-- START Provided entries --
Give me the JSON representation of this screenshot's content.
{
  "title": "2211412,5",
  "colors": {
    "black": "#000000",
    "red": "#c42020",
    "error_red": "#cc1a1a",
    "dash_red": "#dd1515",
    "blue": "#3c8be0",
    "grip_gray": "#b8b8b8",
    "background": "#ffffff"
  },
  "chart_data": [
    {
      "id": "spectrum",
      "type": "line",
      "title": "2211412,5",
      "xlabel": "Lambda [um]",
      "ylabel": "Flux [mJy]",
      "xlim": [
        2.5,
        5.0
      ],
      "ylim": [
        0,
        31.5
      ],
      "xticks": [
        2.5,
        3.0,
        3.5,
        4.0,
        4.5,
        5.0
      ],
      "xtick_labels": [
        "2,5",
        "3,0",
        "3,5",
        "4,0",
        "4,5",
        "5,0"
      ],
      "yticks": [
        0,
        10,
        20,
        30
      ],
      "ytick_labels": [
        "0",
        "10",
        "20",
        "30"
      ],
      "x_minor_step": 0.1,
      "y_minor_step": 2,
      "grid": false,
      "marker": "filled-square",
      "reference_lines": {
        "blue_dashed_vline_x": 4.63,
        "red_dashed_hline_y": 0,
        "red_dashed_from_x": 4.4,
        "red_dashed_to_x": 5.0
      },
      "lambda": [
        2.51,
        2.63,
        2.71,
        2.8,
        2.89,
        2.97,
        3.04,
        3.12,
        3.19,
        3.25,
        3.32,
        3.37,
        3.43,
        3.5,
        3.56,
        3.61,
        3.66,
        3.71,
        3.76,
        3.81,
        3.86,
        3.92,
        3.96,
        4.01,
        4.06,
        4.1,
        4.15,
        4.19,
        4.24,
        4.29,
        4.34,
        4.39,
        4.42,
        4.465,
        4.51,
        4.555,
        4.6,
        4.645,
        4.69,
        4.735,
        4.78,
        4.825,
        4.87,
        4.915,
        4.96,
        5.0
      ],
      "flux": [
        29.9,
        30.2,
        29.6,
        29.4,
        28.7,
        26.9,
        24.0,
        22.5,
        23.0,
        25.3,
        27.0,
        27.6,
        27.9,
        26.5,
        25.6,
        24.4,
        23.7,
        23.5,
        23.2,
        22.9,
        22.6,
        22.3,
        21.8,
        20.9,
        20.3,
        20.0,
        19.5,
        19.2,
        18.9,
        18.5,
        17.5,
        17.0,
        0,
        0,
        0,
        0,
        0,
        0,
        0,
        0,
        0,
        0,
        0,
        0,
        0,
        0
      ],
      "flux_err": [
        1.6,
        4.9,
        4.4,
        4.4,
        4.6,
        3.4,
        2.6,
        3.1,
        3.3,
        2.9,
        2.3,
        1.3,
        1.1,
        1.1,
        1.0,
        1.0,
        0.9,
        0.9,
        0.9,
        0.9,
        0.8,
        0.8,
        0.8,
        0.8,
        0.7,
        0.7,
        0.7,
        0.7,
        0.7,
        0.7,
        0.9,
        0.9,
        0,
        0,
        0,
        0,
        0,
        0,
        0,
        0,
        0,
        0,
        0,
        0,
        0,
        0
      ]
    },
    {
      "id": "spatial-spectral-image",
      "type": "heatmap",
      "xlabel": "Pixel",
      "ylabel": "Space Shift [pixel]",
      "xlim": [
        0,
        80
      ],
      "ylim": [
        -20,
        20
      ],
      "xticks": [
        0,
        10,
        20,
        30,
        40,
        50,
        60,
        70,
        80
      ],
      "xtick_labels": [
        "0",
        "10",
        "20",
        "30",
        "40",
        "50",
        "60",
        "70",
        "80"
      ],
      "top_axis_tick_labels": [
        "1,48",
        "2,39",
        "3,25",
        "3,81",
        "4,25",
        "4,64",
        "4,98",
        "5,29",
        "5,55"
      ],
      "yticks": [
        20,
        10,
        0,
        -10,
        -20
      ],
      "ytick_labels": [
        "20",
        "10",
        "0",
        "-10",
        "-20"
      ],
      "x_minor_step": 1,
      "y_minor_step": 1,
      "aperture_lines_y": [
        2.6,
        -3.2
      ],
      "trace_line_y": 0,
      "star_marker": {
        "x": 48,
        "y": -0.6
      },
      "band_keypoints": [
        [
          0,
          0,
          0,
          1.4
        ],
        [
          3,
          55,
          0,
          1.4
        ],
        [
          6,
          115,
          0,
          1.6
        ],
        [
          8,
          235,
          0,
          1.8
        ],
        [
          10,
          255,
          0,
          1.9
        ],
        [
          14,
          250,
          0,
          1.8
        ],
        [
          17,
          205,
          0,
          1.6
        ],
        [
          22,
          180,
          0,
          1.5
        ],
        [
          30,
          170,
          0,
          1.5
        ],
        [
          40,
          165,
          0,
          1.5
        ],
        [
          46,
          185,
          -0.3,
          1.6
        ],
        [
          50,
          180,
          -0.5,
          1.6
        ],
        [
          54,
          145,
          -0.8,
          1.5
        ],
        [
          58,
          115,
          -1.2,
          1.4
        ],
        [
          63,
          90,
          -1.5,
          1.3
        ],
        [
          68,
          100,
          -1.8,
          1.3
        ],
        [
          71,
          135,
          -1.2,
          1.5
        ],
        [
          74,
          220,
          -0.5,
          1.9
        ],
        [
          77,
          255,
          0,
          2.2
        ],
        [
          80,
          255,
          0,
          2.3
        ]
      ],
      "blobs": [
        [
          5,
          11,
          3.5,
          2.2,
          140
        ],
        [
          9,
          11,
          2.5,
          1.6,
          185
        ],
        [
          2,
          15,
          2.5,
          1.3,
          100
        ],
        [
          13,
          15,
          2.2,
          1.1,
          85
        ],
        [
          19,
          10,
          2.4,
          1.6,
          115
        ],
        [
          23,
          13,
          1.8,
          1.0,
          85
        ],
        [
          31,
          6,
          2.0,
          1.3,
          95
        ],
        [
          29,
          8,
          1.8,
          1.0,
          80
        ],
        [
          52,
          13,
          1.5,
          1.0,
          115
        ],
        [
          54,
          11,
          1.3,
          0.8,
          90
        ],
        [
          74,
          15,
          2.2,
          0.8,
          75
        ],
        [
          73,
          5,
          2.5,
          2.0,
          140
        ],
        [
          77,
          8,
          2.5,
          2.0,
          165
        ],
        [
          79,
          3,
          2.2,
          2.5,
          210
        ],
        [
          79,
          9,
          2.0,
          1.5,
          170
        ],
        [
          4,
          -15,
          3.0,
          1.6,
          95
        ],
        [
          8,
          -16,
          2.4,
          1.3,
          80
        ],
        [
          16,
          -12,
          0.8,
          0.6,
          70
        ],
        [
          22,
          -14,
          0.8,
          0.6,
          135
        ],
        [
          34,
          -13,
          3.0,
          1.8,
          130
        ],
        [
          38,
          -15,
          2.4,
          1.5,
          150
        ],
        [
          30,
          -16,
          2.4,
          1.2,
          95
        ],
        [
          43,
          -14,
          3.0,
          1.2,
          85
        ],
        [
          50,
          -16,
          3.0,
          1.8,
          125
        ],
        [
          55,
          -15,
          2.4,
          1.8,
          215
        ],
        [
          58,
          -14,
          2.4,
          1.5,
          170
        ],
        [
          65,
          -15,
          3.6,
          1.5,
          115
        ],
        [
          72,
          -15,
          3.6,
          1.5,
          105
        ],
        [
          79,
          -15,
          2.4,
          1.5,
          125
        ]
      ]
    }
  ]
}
-- END Provided entries --
Print the listing above in full, exactly as it is.

The result →
Give me the JSON representation of this screenshot's content.
{
  "title": "2211412,5",
  "colors": {
    "black": "#000000",
    "red": "#c42020",
    "error_red": "#cc1a1a",
    "dash_red": "#dd1515",
    "blue": "#3c8be0",
    "grip_gray": "#b8b8b8",
    "background": "#ffffff"
  },
  "chart_data": [
    {
      "id": "spectrum",
      "type": "line",
      "title": "2211412,5",
      "xlabel": "Lambda [um]",
      "ylabel": "Flux [mJy]",
      "xlim": [
        2.5,
        5.0
      ],
      "ylim": [
        0,
        31.5
      ],
      "xticks": [
        2.5,
        3.0,
        3.5,
        4.0,
        4.5,
        5.0
      ],
      "xtick_labels": [
        "2,5",
        "3,0",
        "3,5",
        "4,0",
        "4,5",
        "5,0"
      ],
      "yticks": [
        0,
        10,
        20,
        30
      ],
      "ytick_labels": [
        "0",
        "10",
        "20",
        "30"
      ],
      "x_minor_step": 0.1,
      "y_minor_step": 2,
      "grid": false,
      "marker": "filled-square",
      "reference_lines": {
        "blue_dashed_vline_x": 4.63,
        "red_dashed_hline_y": 0,
        "red_dashed_from_x": 4.4,
        "red_dashed_to_x": 5.0
      },
      "lambda": [
        2.51,
        2.63,
        2.71,
        2.8,
        2.89,
        2.97,
        3.04,
        3.12,
        3.19,
        3.25,
        3.32,
        3.37,
        3.43,
        3.5,
        3.56,
        3.61,
        3.66,
        3.71,
        3.76,
        3.81,
        3.86,
        3.92,
        3.96,
        4.01,
        4.06,
        4.1,
        4.15,
        4.19,
        4.24,
        4.29,
        4.34,
        4.39,
        4.42,
        4.465,
        4.51,
        4.555,
        4.6,
        4.645,
        4.69,
        4.735,
        4.78,
        4.825,
        4.87,
        4.915,
        4.96,
        5.0
      ],
      "flux": [
        29.9,
        30.2,
        29.6,
        29.4,
        28.7,
        26.9,
        24.0,
        22.5,
        23.0,
        25.3,
        27.0,
        27.6,
        27.9,
        26.5,
        25.6,
        24.4,
        23.7,
        23.5,
        23.2,
        22.9,
        22.6,
        22.3,
        21.8,
        20.9,
        20.3,
        20.0,
        19.5,
        19.2,
        18.9,
        18.5,
        17.5,
        17.0,
        0,
        0,
        0,
        0,
        0,
        0,
        0,
        0,
        0,
        0,
        0,
        0,
        0,
        0
      ],
      "flux_err": [
        1.6,
        4.9,
        4.4,
        4.4,
        4.6,
        3.4,
        2.6,
        3.1,
        3.3,
        2.9,
        2.3,
        1.3,
        1.1,
        1.1,
        1.0,
        1.0,
        0.9,
        0.9,
        0.9,
        0.9,
        0.8,
        0.8,
        0.8,
        0.8,
        0.7,
        0.7,
        0.7,
        0.7,
        0.7,
        0.7,
        0.9,
        0.9,
        0,
        0,
        0,
        0,
        0,
        0,
        0,
        0,
        0,
        0,
        0,
        0,
        0,
        0
      ]
    },
    {
      "id": "spatial-spectral-image",
      "type": "heatmap",
      "xlabel": "Pixel",
      "ylabel": "Space Shift [pixel]",
      "xlim": [
        0,
        80
      ],
      "ylim": [
        -20,
        20
      ],
      "xticks": [
        0,
        10,
        20,
        30,
        40,
        50,
        60,
        70,
        80
      ],
      "xtick_labels": [
        "0",
        "10",
        "20",
        "30",
        "40",
        "50",
        "60",
        "70",
        "80"
      ],
      "top_axis_tick_labels": [
        "1,48",
        "2,39",
        "3,25",
        "3,81",
        "4,25",
        "4,64",
        "4,98",
        "5,29",
        "5,55"
      ],
      "yticks": [
        20,
        10,
        0,
        -10,
        -20
      ],
      "ytick_labels": [
        "20",
        "10",
        "0",
        "-10",
        "-20"
      ],
      "x_minor_step": 1,
      "y_minor_step": 1,
      "aperture_lines_y": [
        2.6,
        -3.2
      ],
      "trace_line_y": 0,
      "star_marker": {
        "x": 48,
        "y": -0.6
      },
      "band_keypoints": [
        [
          0,
          0,
          0,
          1.4
        ],
        [
          3,
          55,
          0,
          1.4
        ],
        [
          6,
          115,
          0,
          1.6
        ],
        [
          8,
          235,
          0,
          1.8
        ],
        [
          10,
          255,
          0,
          1.9
        ],
        [
          14,
          250,
          0,
          1.8
        ],
        [
          17,
          205,
          0,
          1.6
        ],
        [
          22,
          180,
          0,
          1.5
        ],
        [
          30,
          170,
          0,
          1.5
        ],
        [
          40,
          165,
          0,
          1.5
        ],
        [
          46,
          185,
          -0.3,
          1.6
        ],
        [
          50,
          180,
          -0.5,
          1.6
        ],
        [
          54,
          145,
          -0.8,
          1.5
        ],
        [
          58,
          115,
          -1.2,
          1.4
        ],
        [
          63,
          90,
          -1.5,
          1.3
        ],
        [
          68,
          100,
          -1.8,
          1.3
        ],
        [
          71,
          135,
          -1.2,
          1.5
        ],
        [
          74,
          220,
          -0.5,
          1.9
        ],
        [
          77,
          255,
          0,
          2.2
        ],
        [
          80,
          255,
          0,
          2.3
        ]
      ],
      "blobs": [
        [
          5,
          11,
          3.5,
          2.2,
          140
        ],
        [
          9,
          11,
          2.5,
          1.6,
          185
        ],
        [
          2,
          15,
          2.5,
          1.3,
          100
        ],
        [
          13,
          15,
          2.2,
          1.1,
          85
        ],
        [
          19,
          10,
          2.4,
          1.6,
          115
        ],
        [
          23,
          13,
          1.8,
          1.0,
          85
        ],
        [
          31,
          6,
          2.0,
          1.3,
          95
        ],
        [
          29,
          8,
          1.8,
          1.0,
          80
        ],
        [
          52,
          13,
          1.5,
          1.0,
          115
        ],
        [
          54,
          11,
          1.3,
          0.8,
          90
        ],
        [
          74,
          15,
          2.2,
          0.8,
          75
        ],
        [
          73,
          5,
          2.5,
          2.0,
          140
        ],
        [
          77,
          8,
          2.5,
          2.0,
          165
        ],
        [
          79,
          3,
          2.2,
          2.5,
          210
        ],
        [
          79,
          9,
          2.0,
          1.5,
          170
        ],
        [
          4,
          -15,
          3.0,
          1.6,
          95
        ],
        [
          8,
          -16,
          2.4,
          1.3,
          80
        ],
        [
          16,
          -12,
          0.8,
          0.6,
          70
        ],
        [
          22,
          -14,
          0.8,
          0.6,
          135
        ],
        [
          34,
          -13,
          3.0,
          1.8,
          130
        ],
        [
          38,
          -15,
          2.4,
          1.5,
          150
        ],
        [
          30,
          -16,
          2.4,
          1.2,
          95
        ],
        [
          43,
          -14,
          3.0,
          1.2,
          85
        ],
        [
          50,
          -16,
          3.0,
          1.8,
          125
        ],
        [
          55,
          -15,
          2.4,
          1.8,
          215
        ],
        [
          58,
          -14,
          2.4,
          1.5,
          170
        ],
        [
          65,
          -15,
          3.6,
          1.5,
          115
        ],
        [
          72,
          -15,
          3.6,
          1.5,
          105
        ],
        [
          79,
          -15,
          2.4,
          1.5,
          125
        ]
      ]
    }
  ]
}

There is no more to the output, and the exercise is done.